**EXERCISE PROMPT**: Repeat the data word for word. Do not include the pictures.

[PROVIDED MATERIAL start]

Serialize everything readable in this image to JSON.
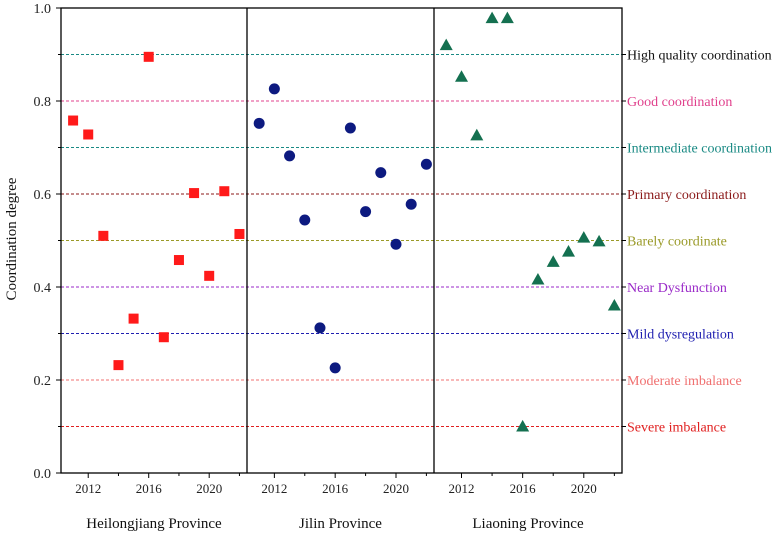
{
  "chart_data": {
    "type": "scatter",
    "ylabel": "Coordination degree",
    "ylim": [
      0,
      1.0
    ],
    "yticks": [
      "0.0",
      "0.2",
      "0.4",
      "0.6",
      "0.8",
      "1.0"
    ],
    "xlim": [
      2010.2,
      2022.5
    ],
    "xticks": [
      2012,
      2016,
      2020
    ],
    "xtick_labels": [
      "2012",
      "2016",
      "2020"
    ],
    "thresholds": [
      {
        "value": 0.9,
        "label": "High quality coordination",
        "color": "#1a8a84"
      },
      {
        "value": 0.8,
        "label": "Good coordination",
        "color": "#e0408c"
      },
      {
        "value": 0.7,
        "label": "Intermediate coordination",
        "color": "#1a8a84"
      },
      {
        "value": 0.6,
        "label": "Primary coordination",
        "color": "#8b1a1a"
      },
      {
        "value": 0.5,
        "label": "Barely coordinate",
        "color": "#9a9a28"
      },
      {
        "value": 0.4,
        "label": "Near Dysfunction",
        "color": "#9a2ac8"
      },
      {
        "value": 0.3,
        "label": "Mild dysregulation",
        "color": "#1f1fb0"
      },
      {
        "value": 0.2,
        "label": "Moderate imbalance",
        "color": "#f07070"
      },
      {
        "value": 0.1,
        "label": "Severe imbalance",
        "color": "#e02020"
      }
    ],
    "threshold_label_colors": {
      "High quality coordination": "#111111"
    },
    "series": [
      {
        "name": "Heilongjiang Province",
        "marker": "square",
        "color": "#ff1a1a",
        "x": [
          2011,
          2012,
          2013,
          2014,
          2015,
          2016,
          2017,
          2018,
          2019,
          2020,
          2021,
          2022
        ],
        "y": [
          0.758,
          0.728,
          0.51,
          0.232,
          0.332,
          0.895,
          0.292,
          0.458,
          0.602,
          0.424,
          0.606,
          0.514
        ]
      },
      {
        "name": "Jilin Province",
        "marker": "circle",
        "color": "#0d1a80",
        "x": [
          2011,
          2012,
          2013,
          2014,
          2015,
          2016,
          2017,
          2018,
          2019,
          2020,
          2021,
          2022
        ],
        "y": [
          0.752,
          0.826,
          0.682,
          0.544,
          0.312,
          0.226,
          0.742,
          0.562,
          0.646,
          0.492,
          0.578,
          0.664
        ]
      },
      {
        "name": "Liaoning Province",
        "marker": "triangle",
        "color": "#147050",
        "x": [
          2011,
          2012,
          2013,
          2014,
          2015,
          2016,
          2017,
          2018,
          2019,
          2020,
          2021,
          2022
        ],
        "y": [
          0.92,
          0.852,
          0.726,
          0.978,
          0.978,
          0.1,
          0.416,
          0.454,
          0.476,
          0.506,
          0.498,
          0.36
        ]
      }
    ]
  }
}
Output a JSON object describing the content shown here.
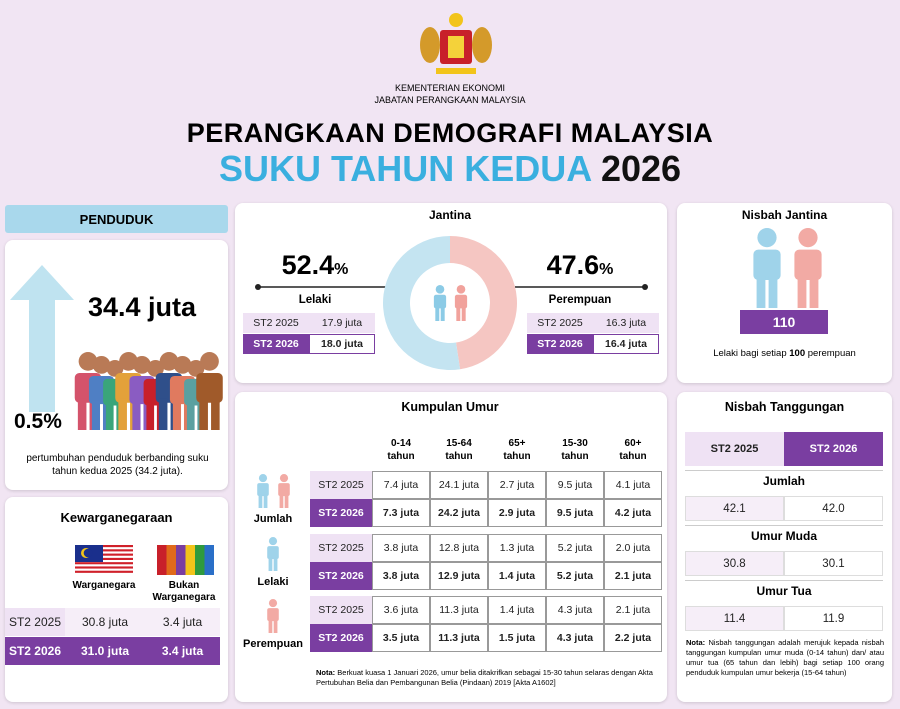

[PROVIDED MATERIAL end]

**ANSWER TO THIS TASK**:
Serialize everything readable in this image to JSON.
{
  "chart_data": {
    "type": "scatter",
    "ylabel": "Coordination degree",
    "ylim": [
      0,
      1.0
    ],
    "yticks": [
      "0.0",
      "0.2",
      "0.4",
      "0.6",
      "0.8",
      "1.0"
    ],
    "xlim": [
      2010.2,
      2022.5
    ],
    "xticks": [
      2012,
      2016,
      2020
    ],
    "xtick_labels": [
      "2012",
      "2016",
      "2020"
    ],
    "thresholds": [
      {
        "value": 0.9,
        "label": "High quality coordination",
        "color": "#1a8a84"
      },
      {
        "value": 0.8,
        "label": "Good coordination",
        "color": "#e0408c"
      },
      {
        "value": 0.7,
        "label": "Intermediate coordination",
        "color": "#1a8a84"
      },
      {
        "value": 0.6,
        "label": "Primary coordination",
        "color": "#8b1a1a"
      },
      {
        "value": 0.5,
        "label": "Barely coordinate",
        "color": "#9a9a28"
      },
      {
        "value": 0.4,
        "label": "Near Dysfunction",
        "color": "#9a2ac8"
      },
      {
        "value": 0.3,
        "label": "Mild dysregulation",
        "color": "#1f1fb0"
      },
      {
        "value": 0.2,
        "label": "Moderate imbalance",
        "color": "#f07070"
      },
      {
        "value": 0.1,
        "label": "Severe imbalance",
        "color": "#e02020"
      }
    ],
    "threshold_label_colors": {
      "High quality coordination": "#111111"
    },
    "series": [
      {
        "name": "Heilongjiang Province",
        "marker": "square",
        "color": "#ff1a1a",
        "x": [
          2011,
          2012,
          2013,
          2014,
          2015,
          2016,
          2017,
          2018,
          2019,
          2020,
          2021,
          2022
        ],
        "y": [
          0.758,
          0.728,
          0.51,
          0.232,
          0.332,
          0.895,
          0.292,
          0.458,
          0.602,
          0.424,
          0.606,
          0.514
        ]
      },
      {
        "name": "Jilin Province",
        "marker": "circle",
        "color": "#0d1a80",
        "x": [
          2011,
          2012,
          2013,
          2014,
          2015,
          2016,
          2017,
          2018,
          2019,
          2020,
          2021,
          2022
        ],
        "y": [
          0.752,
          0.826,
          0.682,
          0.544,
          0.312,
          0.226,
          0.742,
          0.562,
          0.646,
          0.492,
          0.578,
          0.664
        ]
      },
      {
        "name": "Liaoning Province",
        "marker": "triangle",
        "color": "#147050",
        "x": [
          2011,
          2012,
          2013,
          2014,
          2015,
          2016,
          2017,
          2018,
          2019,
          2020,
          2021,
          2022
        ],
        "y": [
          0.92,
          0.852,
          0.726,
          0.978,
          0.978,
          0.1,
          0.416,
          0.454,
          0.476,
          0.506,
          0.498,
          0.36
        ]
      }
    ]
  }
}
Output a JSON object describing the content shown here.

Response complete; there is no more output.